───── Supplied material ─────
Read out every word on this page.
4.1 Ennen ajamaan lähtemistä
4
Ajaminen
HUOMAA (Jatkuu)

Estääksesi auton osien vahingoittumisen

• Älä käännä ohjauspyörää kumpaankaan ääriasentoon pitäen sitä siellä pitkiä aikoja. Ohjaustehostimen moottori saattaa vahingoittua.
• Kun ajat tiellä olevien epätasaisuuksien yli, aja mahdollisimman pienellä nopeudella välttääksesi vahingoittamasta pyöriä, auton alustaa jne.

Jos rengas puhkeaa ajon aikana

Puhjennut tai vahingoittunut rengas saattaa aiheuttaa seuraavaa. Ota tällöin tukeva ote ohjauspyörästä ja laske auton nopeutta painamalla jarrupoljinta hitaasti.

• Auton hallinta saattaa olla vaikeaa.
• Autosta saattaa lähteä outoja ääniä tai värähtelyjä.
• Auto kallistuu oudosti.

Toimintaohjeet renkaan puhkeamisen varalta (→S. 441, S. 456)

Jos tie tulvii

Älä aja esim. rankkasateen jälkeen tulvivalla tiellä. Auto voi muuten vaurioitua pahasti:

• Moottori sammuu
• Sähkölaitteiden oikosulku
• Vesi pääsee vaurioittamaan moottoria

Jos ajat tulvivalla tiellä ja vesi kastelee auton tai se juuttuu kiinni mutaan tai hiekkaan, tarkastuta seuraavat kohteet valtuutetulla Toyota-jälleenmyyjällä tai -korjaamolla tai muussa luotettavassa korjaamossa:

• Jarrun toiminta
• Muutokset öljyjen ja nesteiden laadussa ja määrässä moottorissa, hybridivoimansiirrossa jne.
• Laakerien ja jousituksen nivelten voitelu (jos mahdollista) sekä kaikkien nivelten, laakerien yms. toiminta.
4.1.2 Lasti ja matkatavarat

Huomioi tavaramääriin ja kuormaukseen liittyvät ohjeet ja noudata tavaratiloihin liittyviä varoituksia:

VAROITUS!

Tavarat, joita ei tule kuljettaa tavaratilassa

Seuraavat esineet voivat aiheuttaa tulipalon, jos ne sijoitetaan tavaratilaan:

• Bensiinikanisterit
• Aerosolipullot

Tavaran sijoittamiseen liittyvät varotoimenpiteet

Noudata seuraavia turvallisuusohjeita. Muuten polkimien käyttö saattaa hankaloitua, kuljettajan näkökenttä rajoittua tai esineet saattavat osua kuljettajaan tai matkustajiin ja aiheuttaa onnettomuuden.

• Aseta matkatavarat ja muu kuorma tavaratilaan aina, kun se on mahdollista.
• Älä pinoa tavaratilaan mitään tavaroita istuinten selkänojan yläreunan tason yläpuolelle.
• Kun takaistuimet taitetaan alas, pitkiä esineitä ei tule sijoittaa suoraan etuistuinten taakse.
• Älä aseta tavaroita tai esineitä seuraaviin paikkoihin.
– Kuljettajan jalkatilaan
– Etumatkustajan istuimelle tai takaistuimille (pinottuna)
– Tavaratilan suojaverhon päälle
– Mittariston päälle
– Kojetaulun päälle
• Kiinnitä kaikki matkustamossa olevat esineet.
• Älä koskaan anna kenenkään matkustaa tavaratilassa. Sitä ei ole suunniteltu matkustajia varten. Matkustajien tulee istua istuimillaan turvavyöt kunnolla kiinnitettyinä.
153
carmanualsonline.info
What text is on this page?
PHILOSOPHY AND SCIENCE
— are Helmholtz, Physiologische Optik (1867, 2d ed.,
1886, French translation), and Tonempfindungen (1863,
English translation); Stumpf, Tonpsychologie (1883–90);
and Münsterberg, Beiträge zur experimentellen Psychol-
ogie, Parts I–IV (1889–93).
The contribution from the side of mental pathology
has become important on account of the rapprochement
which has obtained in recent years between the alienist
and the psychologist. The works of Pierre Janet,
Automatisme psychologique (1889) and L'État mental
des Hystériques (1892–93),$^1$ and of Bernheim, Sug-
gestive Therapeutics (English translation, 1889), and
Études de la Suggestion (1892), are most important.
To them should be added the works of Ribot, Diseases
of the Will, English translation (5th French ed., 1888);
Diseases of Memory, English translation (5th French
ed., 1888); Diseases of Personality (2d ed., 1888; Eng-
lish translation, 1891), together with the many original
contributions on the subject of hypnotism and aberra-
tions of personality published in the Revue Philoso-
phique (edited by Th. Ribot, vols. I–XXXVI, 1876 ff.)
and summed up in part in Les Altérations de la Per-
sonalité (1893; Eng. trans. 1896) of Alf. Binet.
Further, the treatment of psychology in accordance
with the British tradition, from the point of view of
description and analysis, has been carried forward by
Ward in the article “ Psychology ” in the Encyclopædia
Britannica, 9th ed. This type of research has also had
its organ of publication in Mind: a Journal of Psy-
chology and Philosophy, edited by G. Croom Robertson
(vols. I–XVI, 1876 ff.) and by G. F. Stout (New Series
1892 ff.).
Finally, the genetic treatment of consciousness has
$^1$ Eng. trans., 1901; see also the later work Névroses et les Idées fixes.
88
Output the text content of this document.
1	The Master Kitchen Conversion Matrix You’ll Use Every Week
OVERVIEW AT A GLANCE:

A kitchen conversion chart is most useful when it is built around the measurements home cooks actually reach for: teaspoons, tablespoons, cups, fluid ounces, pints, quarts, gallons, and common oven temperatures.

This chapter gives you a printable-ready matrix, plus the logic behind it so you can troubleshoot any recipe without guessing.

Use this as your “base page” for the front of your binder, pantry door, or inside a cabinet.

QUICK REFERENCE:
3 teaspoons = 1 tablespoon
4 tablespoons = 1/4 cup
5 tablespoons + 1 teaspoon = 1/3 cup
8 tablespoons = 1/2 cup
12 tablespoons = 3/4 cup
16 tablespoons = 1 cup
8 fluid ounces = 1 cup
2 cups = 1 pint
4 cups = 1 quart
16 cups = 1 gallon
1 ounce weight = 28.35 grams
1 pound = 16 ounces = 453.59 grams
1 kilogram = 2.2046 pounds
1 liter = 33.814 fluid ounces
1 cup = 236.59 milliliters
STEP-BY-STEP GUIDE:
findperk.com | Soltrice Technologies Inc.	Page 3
─────
What you have to do:
Every line of the records above needs to be given again exactly.

Response to the task:
Read out every word on this page.
4.1 Ennen ajamaan lähtemistä
4
Ajaminen
HUOMAA (Jatkuu)

Estääksesi auton osien vahingoittumisen

• Älä käännä ohjauspyörää kumpaankaan ääriasentoon pitäen sitä siellä pitkiä aikoja. Ohjaustehostimen moottori saattaa vahingoittua.
• Kun ajat tiellä olevien epätasaisuuksien yli, aja mahdollisimman pienellä nopeudella välttääksesi vahingoittamasta pyöriä, auton alustaa jne.

Jos rengas puhkeaa ajon aikana

Puhjennut tai vahingoittunut rengas saattaa aiheuttaa seuraavaa. Ota tällöin tukeva ote ohjauspyörästä ja laske auton nopeutta painamalla jarrupoljinta hitaasti.

• Auton hallinta saattaa olla vaikeaa.
• Autosta saattaa lähteä outoja ääniä tai värähtelyjä.
• Auto kallistuu oudosti.

Toimintaohjeet renkaan puhkeamisen varalta (→S. 441, S. 456)

Jos tie tulvii

Älä aja esim. rankkasateen jälkeen tulvivalla tiellä. Auto voi muuten vaurioitua pahasti:

• Moottori sammuu
• Sähkölaitteiden oikosulku
• Vesi pääsee vaurioittamaan moottoria

Jos ajat tulvivalla tiellä ja vesi kastelee auton tai se juuttuu kiinni mutaan tai hiekkaan, tarkastuta seuraavat kohteet valtuutetulla Toyota-jälleenmyyjällä tai -korjaamolla tai muussa luotettavassa korjaamossa:

• Jarrun toiminta
• Muutokset öljyjen ja nesteiden laadussa ja määrässä moottorissa, hybridivoimansiirrossa jne.
• Laakerien ja jousituksen nivelten voitelu (jos mahdollista) sekä kaikkien nivelten, laakerien yms. toiminta.
4.1.2 Lasti ja matkatavarat

Huomioi tavaramääriin ja kuormaukseen liittyvät ohjeet ja noudata tavaratiloihin liittyviä varoituksia:

VAROITUS!

Tavarat, joita ei tule kuljettaa tavaratilassa

Seuraavat esineet voivat aiheuttaa tulipalon, jos ne sijoitetaan tavaratilaan:

• Bensiinikanisterit
• Aerosolipullot

Tavaran sijoittamiseen liittyvät varotoimenpiteet

Noudata seuraavia turvallisuusohjeita. Muuten polkimien käyttö saattaa hankaloitua, kuljettajan näkökenttä rajoittua tai esineet saattavat osua kuljettajaan tai matkustajiin ja aiheuttaa onnettomuuden.

• Aseta matkatavarat ja muu kuorma tavaratilaan aina, kun se on mahdollista.
• Älä pinoa tavaratilaan mitään tavaroita istuinten selkänojan yläreunan tason yläpuolelle.
• Kun takaistuimet taitetaan alas, pitkiä esineitä ei tule sijoittaa suoraan etuistuinten taakse.
• Älä aseta tavaroita tai esineitä seuraaviin paikkoihin.
– Kuljettajan jalkatilaan
– Etumatkustajan istuimelle tai takaistuimille (pinottuna)
– Tavaratilan suojaverhon päälle
– Mittariston päälle
– Kojetaulun päälle
• Kiinnitä kaikki matkustamossa olevat esineet.
• Älä koskaan anna kenenkään matkustaa tavaratilassa. Sitä ei ole suunniteltu matkustajia varten. Matkustajien tulee istua istuimillaan turvavyöt kunnolla kiinnitettyinä.
153
carmanualsonline.info
What text is on this page?
PHILOSOPHY AND SCIENCE
— are Helmholtz, Physiologische Optik (1867, 2d ed.,
1886, French translation), and Tonempfindungen (1863,
English translation); Stumpf, Tonpsychologie (1883–90);
and Münsterberg, Beiträge zur experimentellen Psychol-
ogie, Parts I–IV (1889–93).
The contribution from the side of mental pathology
has become important on account of the rapprochement
which has obtained in recent years between the alienist
and the psychologist. The works of Pierre Janet,
Automatisme psychologique (1889) and L'État mental
des Hystériques (1892–93),$^1$ and of Bernheim, Sug-
gestive Therapeutics (English translation, 1889), and
Études de la Suggestion (1892), are most important.
To them should be added the works of Ribot, Diseases
of the Will, English translation (5th French ed., 1888);
Diseases of Memory, English translation (5th French
ed., 1888); Diseases of Personality (2d ed., 1888; Eng-
lish translation, 1891), together with the many original
contributions on the subject of hypnotism and aberra-
tions of personality published in the Revue Philoso-
phique (edited by Th. Ribot, vols. I–XXXVI, 1876 ff.)
and summed up in part in Les Altérations de la Per-
sonalité (1893; Eng. trans. 1896) of Alf. Binet.
Further, the treatment of psychology in accordance
with the British tradition, from the point of view of
description and analysis, has been carried forward by
Ward in the article “ Psychology ” in the Encyclopædia
Britannica, 9th ed. This type of research has also had
its organ of publication in Mind: a Journal of Psy-
chology and Philosophy, edited by G. Croom Robertson
(vols. I–XVI, 1876 ff.) and by G. F. Stout (New Series
1892 ff.).
Finally, the genetic treatment of consciousness has
$^1$ Eng. trans., 1901; see also the later work Névroses et les Idées fixes.
88
Output the text content of this document.
1	The Master Kitchen Conversion Matrix You’ll Use Every Week
OVERVIEW AT A GLANCE:

A kitchen conversion chart is most useful when it is built around the measurements home cooks actually reach for: teaspoons, tablespoons, cups, fluid ounces, pints, quarts, gallons, and common oven temperatures.

This chapter gives you a printable-ready matrix, plus the logic behind it so you can troubleshoot any recipe without guessing.

Use this as your “base page” for the front of your binder, pantry door, or inside a cabinet.

QUICK REFERENCE:
3 teaspoons = 1 tablespoon
4 tablespoons = 1/4 cup
5 tablespoons + 1 teaspoon = 1/3 cup
8 tablespoons = 1/2 cup
12 tablespoons = 3/4 cup
16 tablespoons = 1 cup
8 fluid ounces = 1 cup
2 cups = 1 pint
4 cups = 1 quart
16 cups = 1 gallon
1 ounce weight = 28.35 grams
1 pound = 16 ounces = 453.59 grams
1 kilogram = 2.2046 pounds
1 liter = 33.814 fluid ounces
1 cup = 236.59 milliliters
STEP-BY-STEP GUIDE:
findperk.com | Soltrice Technologies Inc.	Page 3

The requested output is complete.